(Records provided):
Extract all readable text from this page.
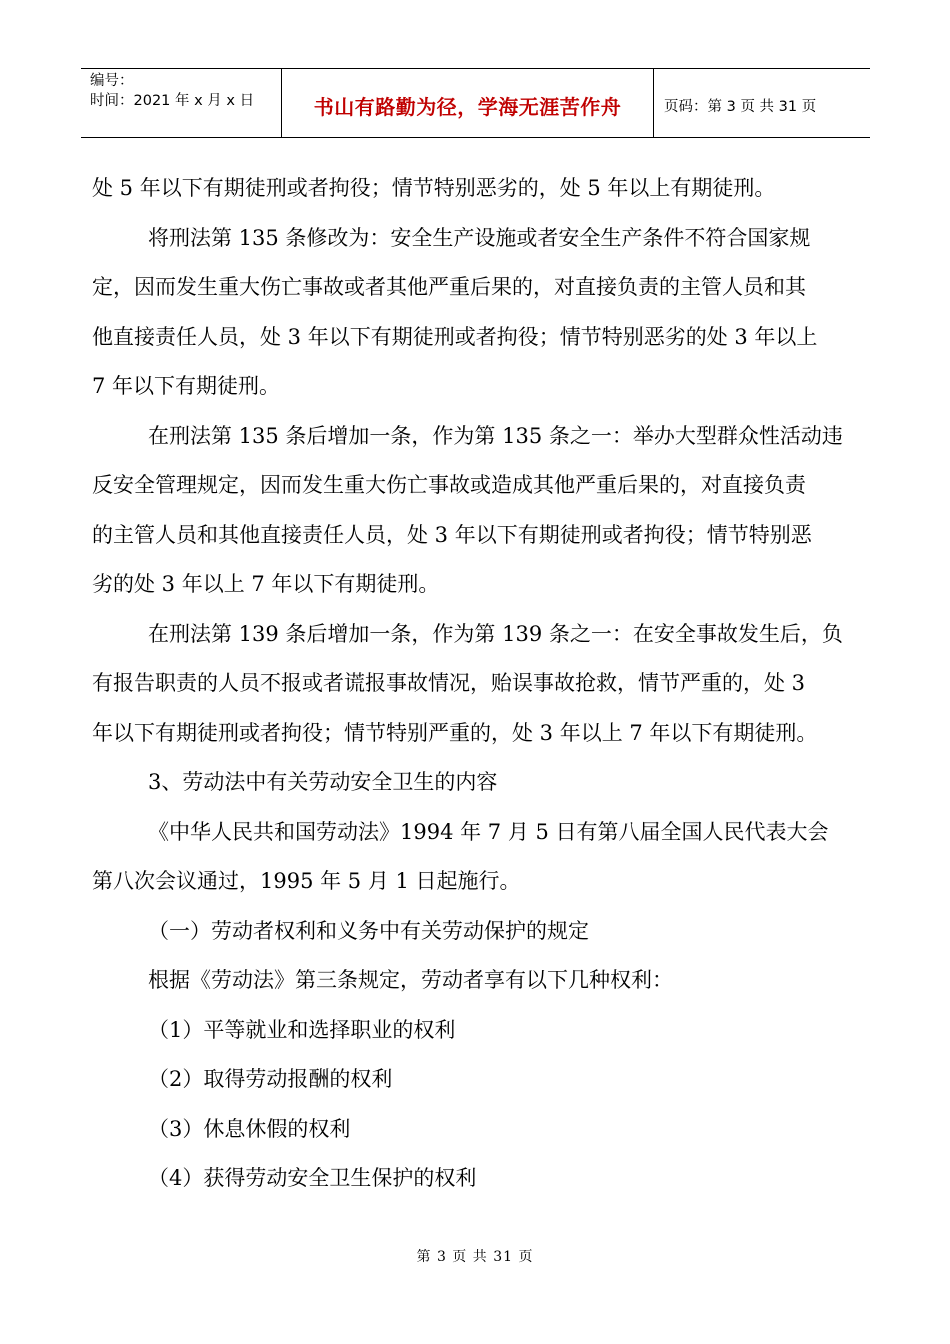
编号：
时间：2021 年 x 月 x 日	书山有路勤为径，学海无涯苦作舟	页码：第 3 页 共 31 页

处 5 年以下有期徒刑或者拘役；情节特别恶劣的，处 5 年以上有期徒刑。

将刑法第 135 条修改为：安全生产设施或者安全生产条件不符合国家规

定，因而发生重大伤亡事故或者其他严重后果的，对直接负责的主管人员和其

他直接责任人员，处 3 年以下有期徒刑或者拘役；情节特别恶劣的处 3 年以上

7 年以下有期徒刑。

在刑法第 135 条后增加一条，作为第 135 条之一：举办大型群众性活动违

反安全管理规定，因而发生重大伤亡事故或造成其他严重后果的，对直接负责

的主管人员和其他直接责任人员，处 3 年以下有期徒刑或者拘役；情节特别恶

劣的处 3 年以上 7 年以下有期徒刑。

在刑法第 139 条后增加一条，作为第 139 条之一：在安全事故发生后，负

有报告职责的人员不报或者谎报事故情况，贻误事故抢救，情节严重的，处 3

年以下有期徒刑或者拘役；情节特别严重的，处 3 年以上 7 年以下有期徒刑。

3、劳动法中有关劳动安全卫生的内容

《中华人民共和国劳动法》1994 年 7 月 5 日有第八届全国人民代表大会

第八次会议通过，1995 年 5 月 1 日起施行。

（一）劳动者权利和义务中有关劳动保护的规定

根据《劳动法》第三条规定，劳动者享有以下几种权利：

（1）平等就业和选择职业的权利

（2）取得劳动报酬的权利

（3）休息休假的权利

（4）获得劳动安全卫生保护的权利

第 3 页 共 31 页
* * *
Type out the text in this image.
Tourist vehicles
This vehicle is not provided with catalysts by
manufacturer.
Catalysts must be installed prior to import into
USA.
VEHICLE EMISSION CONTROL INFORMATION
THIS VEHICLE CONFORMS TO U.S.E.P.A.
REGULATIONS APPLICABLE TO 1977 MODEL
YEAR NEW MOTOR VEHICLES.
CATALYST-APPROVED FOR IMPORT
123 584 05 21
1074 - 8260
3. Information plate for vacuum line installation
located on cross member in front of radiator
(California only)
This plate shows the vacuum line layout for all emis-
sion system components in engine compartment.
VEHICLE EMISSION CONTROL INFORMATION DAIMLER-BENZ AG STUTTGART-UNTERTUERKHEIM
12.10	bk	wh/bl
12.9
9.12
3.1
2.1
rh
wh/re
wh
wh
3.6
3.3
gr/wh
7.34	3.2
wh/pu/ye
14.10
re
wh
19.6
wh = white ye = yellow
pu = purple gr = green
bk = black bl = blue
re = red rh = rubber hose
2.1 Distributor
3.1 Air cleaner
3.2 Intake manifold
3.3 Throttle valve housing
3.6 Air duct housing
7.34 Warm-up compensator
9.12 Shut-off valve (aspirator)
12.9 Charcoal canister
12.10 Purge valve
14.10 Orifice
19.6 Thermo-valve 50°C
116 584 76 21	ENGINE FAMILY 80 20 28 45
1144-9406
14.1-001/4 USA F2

(Aim of the exercise): Filter the records down to the lines that contain the string "plate", and copy those lines.

(Correct output):
3. Information plate for vacuum line installation
This plate shows the vacuum line layout for all emis-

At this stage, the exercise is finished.